■ **Enunciado**
Según el texto sobre la estrategia del PP que aparece a continuación, ¿por qué el partido no va a perder el voto de la ultraderecha? Responde en una a tres oraciones.

■ **Texto proporcionado**
Y se equivocan, finalmente, porque la reciente historia de este país demuestra que para gobernar el PP necesita el voto de los ciudadanos centrados, no alimentar el odio histórico y visceral de la ultraderecha (total, su voto ya lo tienen, y no lo van a perder porque aquí, no sé si por suerte o por desgracia, no tenemos un Frente Nacional como en Francia que se los dispute).
Si hacemos memoria, recordaremos que una política de oposición como la actual, y con el mismo o más apoyo mediático (hasta José María García colaboraba desde su espacio deportivo) no les sirvió para ganar en 1993, pese a los errores que debo reconocer del gobierno socialista, los casos de corrupción (algunos ciertos, muchos inventados) y la negativa situación económica. Y aunque sí ganaron en 1996 con la misma táctica, no debemos olvidar que fue una victoria mucho más limitada de lo que todo el mundo daba por hecho, pese al deterioro del último período de gobierno de Felipe González.
¿Cuándo obtiene el PP una victoria clara, por mayoría absoluta? En el año 2000, después del período de moderación que se inicia en 1996. Cierto que esta moderación es obligada: el PP necesita apoyos para gobernar, y eso le hace pasar del Pujol enano habla castellano al Pujol guaperas habla lo que quieras, son los tiempos del hablar catalán en la intimidad, tiempos en los que incluso Arzallus era bueno como podeis ver en esto que escribí el mes pasado. Y no es que durante el período no hicieran muchas barbaridades, por ejemplo en su obsesión por controlar los medios de comunicación, y eliminar a los que no les eran afines. Quién no recuerda el tema de los decodificadores, o el de los partidos de fútbol de interés general, temas ambos ya olvidados. Pero ciertamente eran nimiedades comparados con las barbaridades que hicieron después, y en todo caso más lejanas al ciudadano de a pie.
Gracias a esta moderación, digo, consiguen la victoria por mayoría absoluta, y a partir de ahí muestran su verdadero rostro. Los vascos del PNV ya no son buenos (más bien son malos malísimos), los catalanes de CiU son ninguneados (pero tienen que seguir dando su apoyo, innecesario por otro lado, a cambio del que el PP les da en el Parlament de Catalunya), se aprueban proyectos que perjudican a unas comunidades en teórico beneficio de otras, como el Plan Hidrológico (que a quien de veras habría beneficiado habría sido a las constructoras de los amiguetes de Aznar, con Florentino a la cabeza) y se nos mete en una guerra ilegal, por citar algunos temas. Y la guinda, tras el más grave atentado perpetrado en este país, se nos intenta engañar (a nosotros y al mundo) sobre su autoría, para intentar sacar un rédito electoral.
Y así llegamos al día de hoy: el PP está en la oposición, sigue intentando justificar con rocambolescas historias propias de una novela de Tom Clancy su derrota, y no hay ningún partido, ni derechas ni de centro, ni nacionalista ni regionalista que quiera pactar con ellos en el Parlamento español. Y en lugar de plantearse seriamente por qué pasa eso, y tender puentes con las que hasta no hace mucho fueron sus socios, lo que pretenden es cambiar la ley para que solo pueda gobernar la lista más votada.
Desde un punto de vista partidista, y aparte de los cabreos que le cogen a uno cuando lee o escucha ciertas cosas, el mantenimiento por parte del PP de esta política, y de los encargados de llevarla a cabo, encabezados por Acebes y Zaplana, con el apoyo allende nuestras fronteras del presidente de honor, es la mayor garantía de que tardarán tiempo en volver al poder, y de eso no voy a ser yo quien se lamente.
Pero creo que este país se merece una derecha mejor, y quiero pensar que, igual que en otros países de nuestro entorno, es posible ser de derechas sin intentar la aniquilación (política) del contrario, y respetando las reglas del juego, tanto cuando se gobierna, como cuando se está en la oposición.

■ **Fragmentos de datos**
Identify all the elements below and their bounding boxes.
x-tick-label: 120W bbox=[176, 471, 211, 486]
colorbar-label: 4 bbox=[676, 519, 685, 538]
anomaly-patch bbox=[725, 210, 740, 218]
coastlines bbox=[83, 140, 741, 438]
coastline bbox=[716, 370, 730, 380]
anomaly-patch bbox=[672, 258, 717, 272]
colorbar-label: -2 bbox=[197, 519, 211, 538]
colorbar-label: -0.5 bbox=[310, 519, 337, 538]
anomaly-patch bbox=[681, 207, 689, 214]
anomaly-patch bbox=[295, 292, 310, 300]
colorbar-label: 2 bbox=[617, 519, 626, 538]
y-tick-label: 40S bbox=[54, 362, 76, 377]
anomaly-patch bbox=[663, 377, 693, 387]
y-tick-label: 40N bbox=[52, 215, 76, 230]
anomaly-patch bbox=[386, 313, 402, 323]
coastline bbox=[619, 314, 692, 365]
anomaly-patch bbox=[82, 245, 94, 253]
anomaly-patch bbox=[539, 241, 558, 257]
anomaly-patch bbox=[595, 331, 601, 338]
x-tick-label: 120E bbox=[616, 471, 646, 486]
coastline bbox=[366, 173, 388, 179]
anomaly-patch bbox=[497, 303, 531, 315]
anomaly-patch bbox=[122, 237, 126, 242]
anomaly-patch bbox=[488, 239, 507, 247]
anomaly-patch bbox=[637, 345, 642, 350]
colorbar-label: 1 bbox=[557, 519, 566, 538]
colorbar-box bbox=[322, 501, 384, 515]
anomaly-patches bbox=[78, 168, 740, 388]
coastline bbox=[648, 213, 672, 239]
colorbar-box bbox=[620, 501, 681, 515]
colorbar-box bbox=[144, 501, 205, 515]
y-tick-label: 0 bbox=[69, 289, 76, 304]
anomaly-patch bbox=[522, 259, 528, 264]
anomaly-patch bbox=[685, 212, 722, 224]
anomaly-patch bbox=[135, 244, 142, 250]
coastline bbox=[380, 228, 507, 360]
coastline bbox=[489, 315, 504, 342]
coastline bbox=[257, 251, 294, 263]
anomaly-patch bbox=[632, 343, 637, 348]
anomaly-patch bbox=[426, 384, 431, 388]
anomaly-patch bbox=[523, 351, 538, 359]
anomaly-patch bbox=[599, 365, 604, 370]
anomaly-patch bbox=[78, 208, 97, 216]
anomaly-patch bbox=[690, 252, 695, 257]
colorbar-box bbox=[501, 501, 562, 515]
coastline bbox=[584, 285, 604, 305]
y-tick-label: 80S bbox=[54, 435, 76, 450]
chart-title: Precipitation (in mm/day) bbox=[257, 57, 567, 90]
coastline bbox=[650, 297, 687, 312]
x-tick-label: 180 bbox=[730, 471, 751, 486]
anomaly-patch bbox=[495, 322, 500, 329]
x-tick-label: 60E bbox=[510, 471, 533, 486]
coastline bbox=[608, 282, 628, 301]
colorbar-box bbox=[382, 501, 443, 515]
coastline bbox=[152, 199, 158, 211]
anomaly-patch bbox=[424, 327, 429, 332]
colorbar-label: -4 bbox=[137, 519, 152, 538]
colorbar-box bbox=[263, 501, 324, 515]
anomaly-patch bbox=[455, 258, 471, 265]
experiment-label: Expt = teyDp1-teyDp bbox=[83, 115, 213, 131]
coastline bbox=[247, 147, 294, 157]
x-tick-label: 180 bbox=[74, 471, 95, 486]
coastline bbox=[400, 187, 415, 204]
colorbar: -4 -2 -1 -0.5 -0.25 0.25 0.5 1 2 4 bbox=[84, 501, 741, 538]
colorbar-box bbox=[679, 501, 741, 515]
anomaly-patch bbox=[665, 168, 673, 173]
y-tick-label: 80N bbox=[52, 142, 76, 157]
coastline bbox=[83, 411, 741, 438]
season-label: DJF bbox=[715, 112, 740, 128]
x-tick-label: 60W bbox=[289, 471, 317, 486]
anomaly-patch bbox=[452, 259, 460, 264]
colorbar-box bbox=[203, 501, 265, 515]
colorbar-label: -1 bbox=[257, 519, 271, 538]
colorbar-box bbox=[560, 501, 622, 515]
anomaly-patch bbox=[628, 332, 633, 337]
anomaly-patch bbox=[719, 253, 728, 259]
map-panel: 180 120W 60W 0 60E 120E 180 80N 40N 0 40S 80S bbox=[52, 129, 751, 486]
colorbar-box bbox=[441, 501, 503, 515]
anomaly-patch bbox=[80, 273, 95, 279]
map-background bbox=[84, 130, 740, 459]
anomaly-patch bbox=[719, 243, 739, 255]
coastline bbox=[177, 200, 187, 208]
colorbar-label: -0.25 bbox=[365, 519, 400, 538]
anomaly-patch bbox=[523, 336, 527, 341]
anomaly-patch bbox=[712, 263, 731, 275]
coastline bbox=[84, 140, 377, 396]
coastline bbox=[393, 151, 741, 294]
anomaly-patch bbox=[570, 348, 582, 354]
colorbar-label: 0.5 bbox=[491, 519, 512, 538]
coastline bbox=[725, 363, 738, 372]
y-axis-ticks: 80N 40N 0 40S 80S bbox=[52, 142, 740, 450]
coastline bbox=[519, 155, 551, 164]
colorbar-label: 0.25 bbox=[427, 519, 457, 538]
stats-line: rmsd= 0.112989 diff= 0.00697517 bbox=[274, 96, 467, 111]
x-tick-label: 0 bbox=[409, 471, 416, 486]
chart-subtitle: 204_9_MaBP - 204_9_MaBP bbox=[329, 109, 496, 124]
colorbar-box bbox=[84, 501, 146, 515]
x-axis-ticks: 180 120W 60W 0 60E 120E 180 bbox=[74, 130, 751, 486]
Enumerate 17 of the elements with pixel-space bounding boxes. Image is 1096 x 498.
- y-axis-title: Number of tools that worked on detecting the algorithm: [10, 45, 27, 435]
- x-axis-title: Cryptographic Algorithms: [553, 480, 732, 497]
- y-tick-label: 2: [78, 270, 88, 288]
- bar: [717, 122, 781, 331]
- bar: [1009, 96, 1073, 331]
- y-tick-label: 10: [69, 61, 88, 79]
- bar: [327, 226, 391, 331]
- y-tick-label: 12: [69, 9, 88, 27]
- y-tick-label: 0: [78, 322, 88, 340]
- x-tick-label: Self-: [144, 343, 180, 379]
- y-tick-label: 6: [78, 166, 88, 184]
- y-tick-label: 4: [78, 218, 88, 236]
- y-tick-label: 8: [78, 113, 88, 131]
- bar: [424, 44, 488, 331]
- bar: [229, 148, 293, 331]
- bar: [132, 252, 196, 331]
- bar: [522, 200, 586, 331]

■ **Respuesta**
El PP no va a perder el voto de la ultraderecha porque en el país no existe un partido como el Frente Nacional de Francia que se lo dispute. Por eso el texto sostiene que ese voto ya lo tienen asegurado.